Material for this exercise:

+===+

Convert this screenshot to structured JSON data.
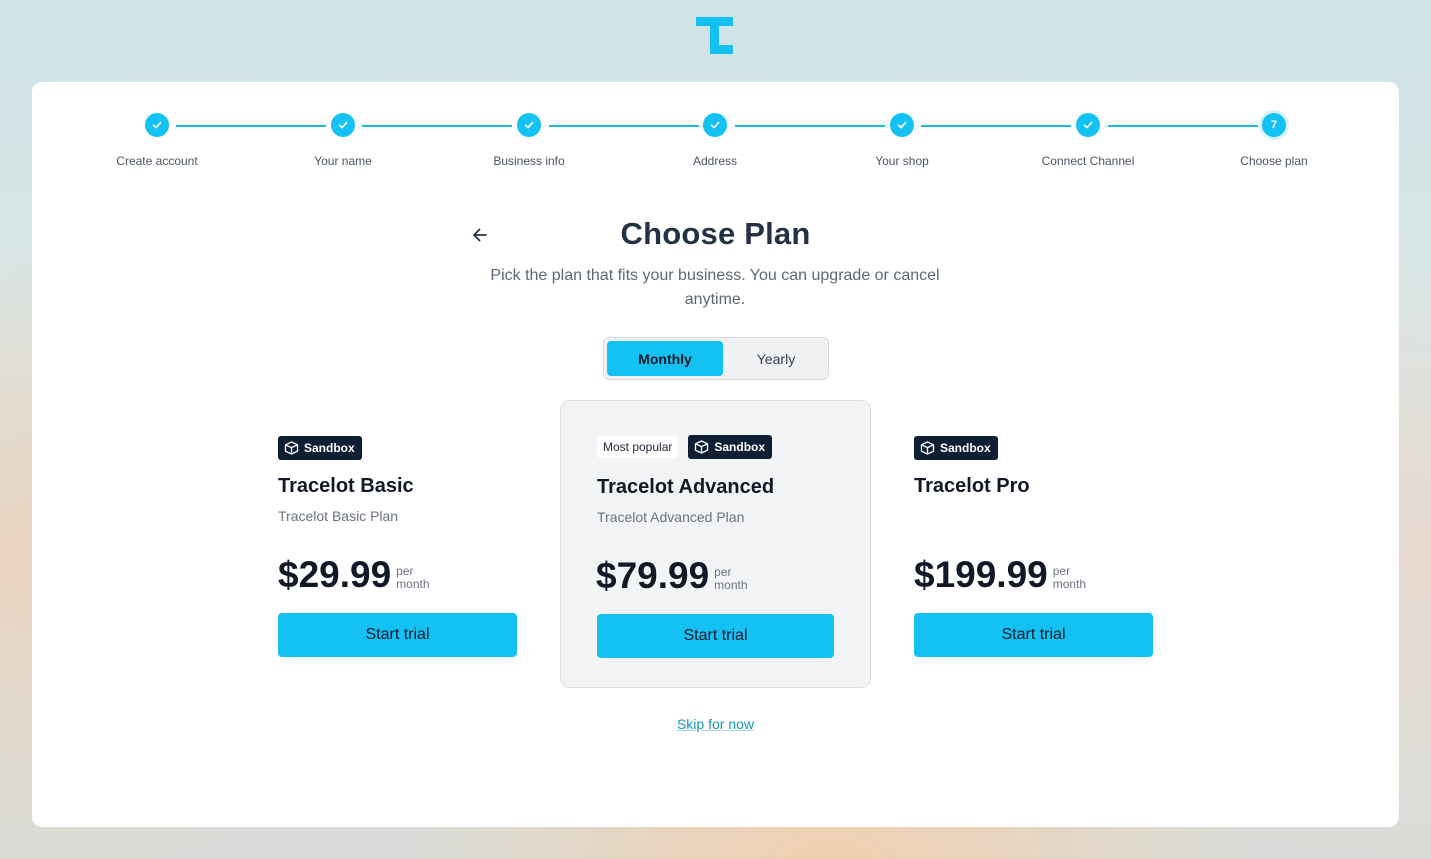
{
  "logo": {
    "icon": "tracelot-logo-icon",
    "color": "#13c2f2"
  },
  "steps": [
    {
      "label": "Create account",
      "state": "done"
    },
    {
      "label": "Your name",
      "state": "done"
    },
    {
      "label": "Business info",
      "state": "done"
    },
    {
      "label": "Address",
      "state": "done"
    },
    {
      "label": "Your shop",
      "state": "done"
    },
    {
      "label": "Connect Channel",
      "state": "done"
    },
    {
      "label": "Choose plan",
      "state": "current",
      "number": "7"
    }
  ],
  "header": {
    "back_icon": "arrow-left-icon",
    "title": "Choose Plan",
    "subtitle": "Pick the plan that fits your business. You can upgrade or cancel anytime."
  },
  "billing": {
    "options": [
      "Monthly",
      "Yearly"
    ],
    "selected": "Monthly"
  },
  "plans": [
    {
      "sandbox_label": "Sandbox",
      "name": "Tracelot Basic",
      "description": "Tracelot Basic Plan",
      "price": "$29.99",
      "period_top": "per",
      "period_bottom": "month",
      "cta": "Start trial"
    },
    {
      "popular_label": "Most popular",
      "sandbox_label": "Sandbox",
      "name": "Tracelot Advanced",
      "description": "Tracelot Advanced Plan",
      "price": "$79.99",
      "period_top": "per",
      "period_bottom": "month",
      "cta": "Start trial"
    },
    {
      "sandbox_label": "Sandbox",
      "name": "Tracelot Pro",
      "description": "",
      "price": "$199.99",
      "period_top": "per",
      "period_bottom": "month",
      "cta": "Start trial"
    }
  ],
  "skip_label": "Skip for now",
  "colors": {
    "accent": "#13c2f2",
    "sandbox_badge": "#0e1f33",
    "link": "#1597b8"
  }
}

+===+

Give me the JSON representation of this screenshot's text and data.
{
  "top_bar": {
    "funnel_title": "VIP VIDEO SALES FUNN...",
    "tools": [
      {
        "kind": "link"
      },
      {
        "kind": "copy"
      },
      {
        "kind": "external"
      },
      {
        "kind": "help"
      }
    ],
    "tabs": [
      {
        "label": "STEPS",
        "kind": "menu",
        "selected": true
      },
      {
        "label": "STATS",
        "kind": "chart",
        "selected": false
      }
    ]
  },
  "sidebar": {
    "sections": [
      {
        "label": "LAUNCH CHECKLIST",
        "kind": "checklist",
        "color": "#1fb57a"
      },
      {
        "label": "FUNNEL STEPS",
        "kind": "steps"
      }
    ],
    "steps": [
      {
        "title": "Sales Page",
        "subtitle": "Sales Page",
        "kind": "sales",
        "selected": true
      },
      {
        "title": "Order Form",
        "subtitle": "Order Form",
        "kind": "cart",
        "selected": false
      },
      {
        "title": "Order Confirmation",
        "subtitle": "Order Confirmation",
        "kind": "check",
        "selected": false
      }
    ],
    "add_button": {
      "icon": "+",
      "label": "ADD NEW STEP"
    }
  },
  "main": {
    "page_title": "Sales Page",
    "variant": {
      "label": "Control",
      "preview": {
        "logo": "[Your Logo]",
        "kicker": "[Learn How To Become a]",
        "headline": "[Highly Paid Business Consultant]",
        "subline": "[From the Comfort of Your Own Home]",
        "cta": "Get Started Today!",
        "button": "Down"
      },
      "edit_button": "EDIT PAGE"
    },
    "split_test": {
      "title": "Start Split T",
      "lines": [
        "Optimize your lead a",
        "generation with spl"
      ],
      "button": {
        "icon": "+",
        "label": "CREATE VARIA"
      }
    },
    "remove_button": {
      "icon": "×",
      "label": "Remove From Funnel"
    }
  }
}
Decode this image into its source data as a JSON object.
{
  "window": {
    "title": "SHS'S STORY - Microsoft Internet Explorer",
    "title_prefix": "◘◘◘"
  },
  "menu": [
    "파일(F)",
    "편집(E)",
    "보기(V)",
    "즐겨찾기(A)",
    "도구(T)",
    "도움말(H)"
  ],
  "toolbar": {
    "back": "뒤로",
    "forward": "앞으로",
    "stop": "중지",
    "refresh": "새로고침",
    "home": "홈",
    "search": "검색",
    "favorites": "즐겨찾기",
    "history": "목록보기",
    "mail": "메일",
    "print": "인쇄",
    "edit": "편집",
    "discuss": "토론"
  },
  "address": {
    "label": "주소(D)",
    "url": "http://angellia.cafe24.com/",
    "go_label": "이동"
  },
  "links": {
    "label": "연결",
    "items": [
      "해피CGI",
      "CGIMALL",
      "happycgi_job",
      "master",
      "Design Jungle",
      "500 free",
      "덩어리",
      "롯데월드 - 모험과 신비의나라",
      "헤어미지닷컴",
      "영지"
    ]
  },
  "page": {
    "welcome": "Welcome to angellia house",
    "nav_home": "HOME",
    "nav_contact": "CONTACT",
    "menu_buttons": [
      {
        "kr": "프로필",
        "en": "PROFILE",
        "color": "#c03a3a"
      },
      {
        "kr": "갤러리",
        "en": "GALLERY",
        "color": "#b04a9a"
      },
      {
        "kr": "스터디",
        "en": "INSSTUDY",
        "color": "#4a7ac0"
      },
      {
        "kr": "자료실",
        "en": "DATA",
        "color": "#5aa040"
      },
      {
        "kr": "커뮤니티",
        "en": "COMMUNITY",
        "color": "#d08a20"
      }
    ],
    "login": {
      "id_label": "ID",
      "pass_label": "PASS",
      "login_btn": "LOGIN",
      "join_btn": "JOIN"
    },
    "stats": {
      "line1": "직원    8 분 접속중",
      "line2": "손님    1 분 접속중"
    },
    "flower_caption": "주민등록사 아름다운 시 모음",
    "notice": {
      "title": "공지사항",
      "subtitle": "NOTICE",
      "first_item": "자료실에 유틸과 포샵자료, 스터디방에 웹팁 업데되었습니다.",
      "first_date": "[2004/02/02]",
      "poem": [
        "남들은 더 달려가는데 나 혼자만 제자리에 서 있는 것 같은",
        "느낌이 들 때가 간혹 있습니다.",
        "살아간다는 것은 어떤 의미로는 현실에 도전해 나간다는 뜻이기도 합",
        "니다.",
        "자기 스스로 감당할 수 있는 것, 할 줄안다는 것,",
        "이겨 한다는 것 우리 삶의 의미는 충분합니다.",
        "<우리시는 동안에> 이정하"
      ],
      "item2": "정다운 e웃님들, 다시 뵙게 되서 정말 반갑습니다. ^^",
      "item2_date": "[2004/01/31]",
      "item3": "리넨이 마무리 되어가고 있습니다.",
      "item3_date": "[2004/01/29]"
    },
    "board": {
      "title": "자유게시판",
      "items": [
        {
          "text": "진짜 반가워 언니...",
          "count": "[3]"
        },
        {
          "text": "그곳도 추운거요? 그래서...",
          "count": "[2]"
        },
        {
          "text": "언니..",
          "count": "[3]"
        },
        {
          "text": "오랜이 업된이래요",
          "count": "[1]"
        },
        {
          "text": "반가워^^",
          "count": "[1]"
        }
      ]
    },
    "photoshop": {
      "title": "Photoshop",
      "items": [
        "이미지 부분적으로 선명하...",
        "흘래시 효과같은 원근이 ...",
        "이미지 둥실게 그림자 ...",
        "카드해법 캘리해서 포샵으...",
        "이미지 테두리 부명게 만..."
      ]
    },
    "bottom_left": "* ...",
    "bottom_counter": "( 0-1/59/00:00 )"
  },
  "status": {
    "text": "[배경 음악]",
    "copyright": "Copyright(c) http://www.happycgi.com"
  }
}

+===+

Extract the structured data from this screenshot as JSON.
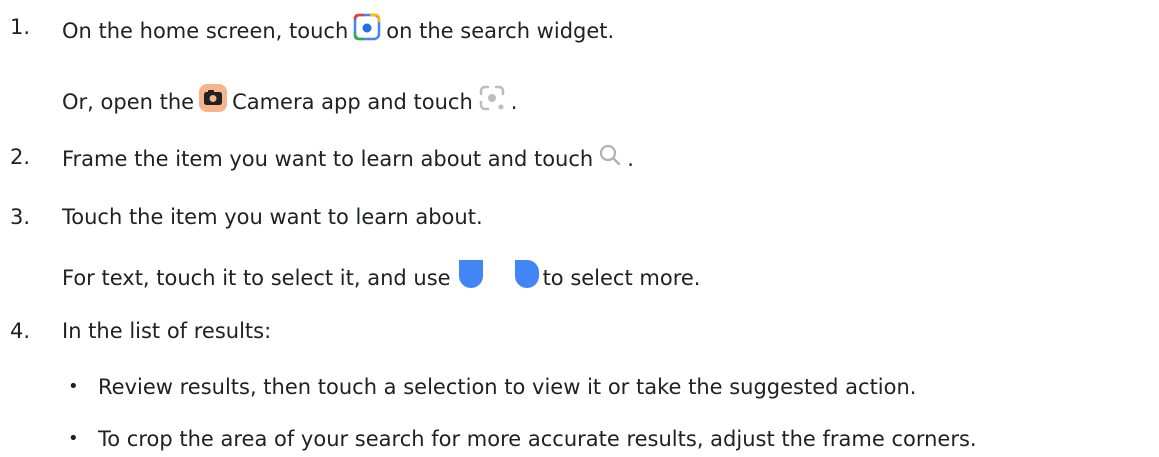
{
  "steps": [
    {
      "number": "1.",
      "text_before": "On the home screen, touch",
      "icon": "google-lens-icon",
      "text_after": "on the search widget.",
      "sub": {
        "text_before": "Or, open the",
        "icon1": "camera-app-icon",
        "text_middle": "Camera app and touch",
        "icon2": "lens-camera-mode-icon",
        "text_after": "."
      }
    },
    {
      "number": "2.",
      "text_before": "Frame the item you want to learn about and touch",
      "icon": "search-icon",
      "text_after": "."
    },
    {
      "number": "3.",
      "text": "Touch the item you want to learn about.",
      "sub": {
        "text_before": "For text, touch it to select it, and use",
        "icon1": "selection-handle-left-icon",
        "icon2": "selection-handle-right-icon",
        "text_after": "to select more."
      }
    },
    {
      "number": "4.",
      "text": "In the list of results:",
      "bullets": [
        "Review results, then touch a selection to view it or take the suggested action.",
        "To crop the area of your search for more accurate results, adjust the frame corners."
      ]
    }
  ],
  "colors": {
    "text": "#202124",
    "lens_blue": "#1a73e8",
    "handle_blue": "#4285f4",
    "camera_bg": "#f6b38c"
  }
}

+===+

Exercise instructions: Copy out every line that includes the word "angellia".

Solution for this task:
    "url": "http://angellia.cafe24.com/",
    "welcome": "Welcome to angellia house",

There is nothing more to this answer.